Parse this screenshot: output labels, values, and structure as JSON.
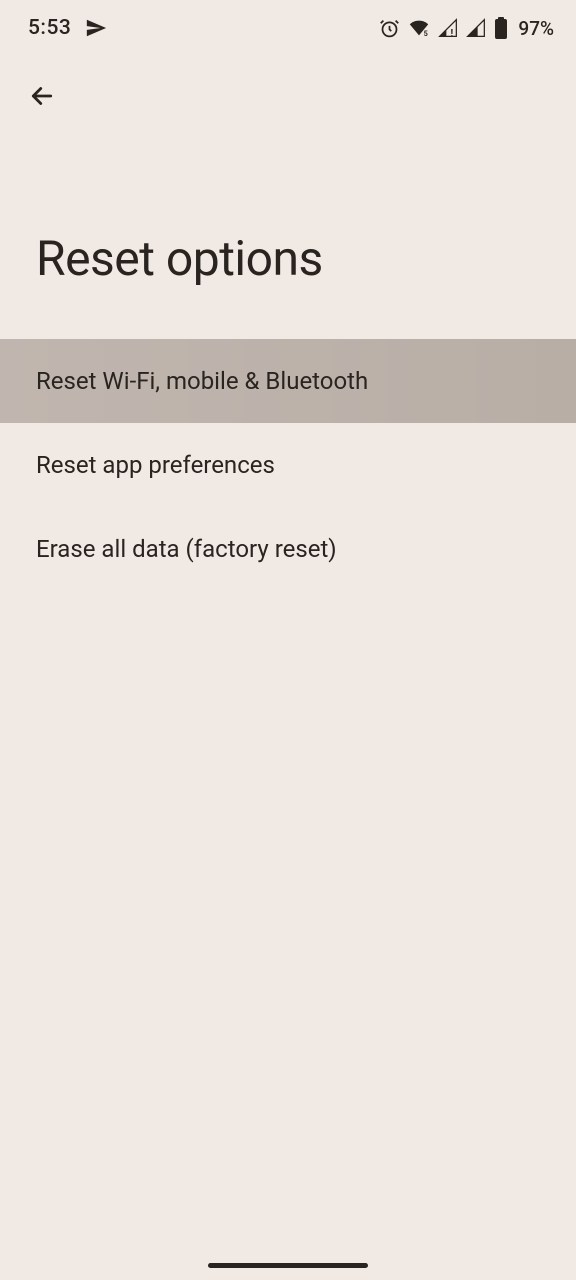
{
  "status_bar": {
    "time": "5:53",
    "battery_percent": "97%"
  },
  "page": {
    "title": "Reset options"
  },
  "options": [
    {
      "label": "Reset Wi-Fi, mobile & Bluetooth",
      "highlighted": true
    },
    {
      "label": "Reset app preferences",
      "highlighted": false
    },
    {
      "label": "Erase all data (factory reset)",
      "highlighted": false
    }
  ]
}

....

** Stated exercise **
Pictures are to be left out; repeat all the remaining data exactly.

** Response to this exercise **
Parse this screenshot: output labels, values, and structure as JSON.
{
  "status_bar": {
    "time": "5:53",
    "battery_percent": "97%"
  },
  "page": {
    "title": "Reset options"
  },
  "options": [
    {
      "label": "Reset Wi-Fi, mobile & Bluetooth",
      "highlighted": true
    },
    {
      "label": "Reset app preferences",
      "highlighted": false
    },
    {
      "label": "Erase all data (factory reset)",
      "highlighted": false
    }
  ]
}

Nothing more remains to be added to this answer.